[Dataset rows]
○ ○ ○ ○

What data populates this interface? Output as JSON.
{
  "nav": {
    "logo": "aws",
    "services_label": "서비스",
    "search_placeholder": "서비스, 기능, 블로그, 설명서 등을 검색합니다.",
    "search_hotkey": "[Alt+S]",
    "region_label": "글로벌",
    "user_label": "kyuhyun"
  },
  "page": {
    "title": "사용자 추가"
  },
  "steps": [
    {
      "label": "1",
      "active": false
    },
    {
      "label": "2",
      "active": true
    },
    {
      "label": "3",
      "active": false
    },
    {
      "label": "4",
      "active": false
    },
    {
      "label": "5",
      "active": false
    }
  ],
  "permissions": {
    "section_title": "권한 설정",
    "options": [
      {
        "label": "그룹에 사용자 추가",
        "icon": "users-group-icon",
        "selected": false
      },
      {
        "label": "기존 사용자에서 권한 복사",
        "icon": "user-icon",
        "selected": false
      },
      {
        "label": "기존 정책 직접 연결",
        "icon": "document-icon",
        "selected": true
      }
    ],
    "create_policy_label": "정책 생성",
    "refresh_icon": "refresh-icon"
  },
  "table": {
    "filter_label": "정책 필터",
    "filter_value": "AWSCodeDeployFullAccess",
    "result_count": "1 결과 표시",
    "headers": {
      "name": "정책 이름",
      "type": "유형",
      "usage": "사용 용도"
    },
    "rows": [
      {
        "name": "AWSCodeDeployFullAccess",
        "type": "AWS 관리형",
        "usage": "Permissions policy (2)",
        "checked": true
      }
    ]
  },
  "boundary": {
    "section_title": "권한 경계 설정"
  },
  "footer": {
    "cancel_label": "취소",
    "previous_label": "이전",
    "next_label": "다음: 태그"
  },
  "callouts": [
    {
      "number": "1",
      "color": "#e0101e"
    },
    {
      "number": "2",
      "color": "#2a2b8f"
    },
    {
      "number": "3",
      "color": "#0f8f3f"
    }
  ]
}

○ ○ ○ ○

» **Task statement**
From the first line to the last, retype the data exactly.

» **Completed task**
What data populates this interface? Output as JSON.
{
  "nav": {
    "logo": "aws",
    "services_label": "서비스",
    "search_placeholder": "서비스, 기능, 블로그, 설명서 등을 검색합니다.",
    "search_hotkey": "[Alt+S]",
    "region_label": "글로벌",
    "user_label": "kyuhyun"
  },
  "page": {
    "title": "사용자 추가"
  },
  "steps": [
    {
      "label": "1",
      "active": false
    },
    {
      "label": "2",
      "active": true
    },
    {
      "label": "3",
      "active": false
    },
    {
      "label": "4",
      "active": false
    },
    {
      "label": "5",
      "active": false
    }
  ],
  "permissions": {
    "section_title": "권한 설정",
    "options": [
      {
        "label": "그룹에 사용자 추가",
        "icon": "users-group-icon",
        "selected": false
      },
      {
        "label": "기존 사용자에서 권한 복사",
        "icon": "user-icon",
        "selected": false
      },
      {
        "label": "기존 정책 직접 연결",
        "icon": "document-icon",
        "selected": true
      }
    ],
    "create_policy_label": "정책 생성",
    "refresh_icon": "refresh-icon"
  },
  "table": {
    "filter_label": "정책 필터",
    "filter_value": "AWSCodeDeployFullAccess",
    "result_count": "1 결과 표시",
    "headers": {
      "name": "정책 이름",
      "type": "유형",
      "usage": "사용 용도"
    },
    "rows": [
      {
        "name": "AWSCodeDeployFullAccess",
        "type": "AWS 관리형",
        "usage": "Permissions policy (2)",
        "checked": true
      }
    ]
  },
  "boundary": {
    "section_title": "권한 경계 설정"
  },
  "footer": {
    "cancel_label": "취소",
    "previous_label": "이전",
    "next_label": "다음: 태그"
  },
  "callouts": [
    {
      "number": "1",
      "color": "#e0101e"
    },
    {
      "number": "2",
      "color": "#2a2b8f"
    },
    {
      "number": "3",
      "color": "#0f8f3f"
    }
  ]
}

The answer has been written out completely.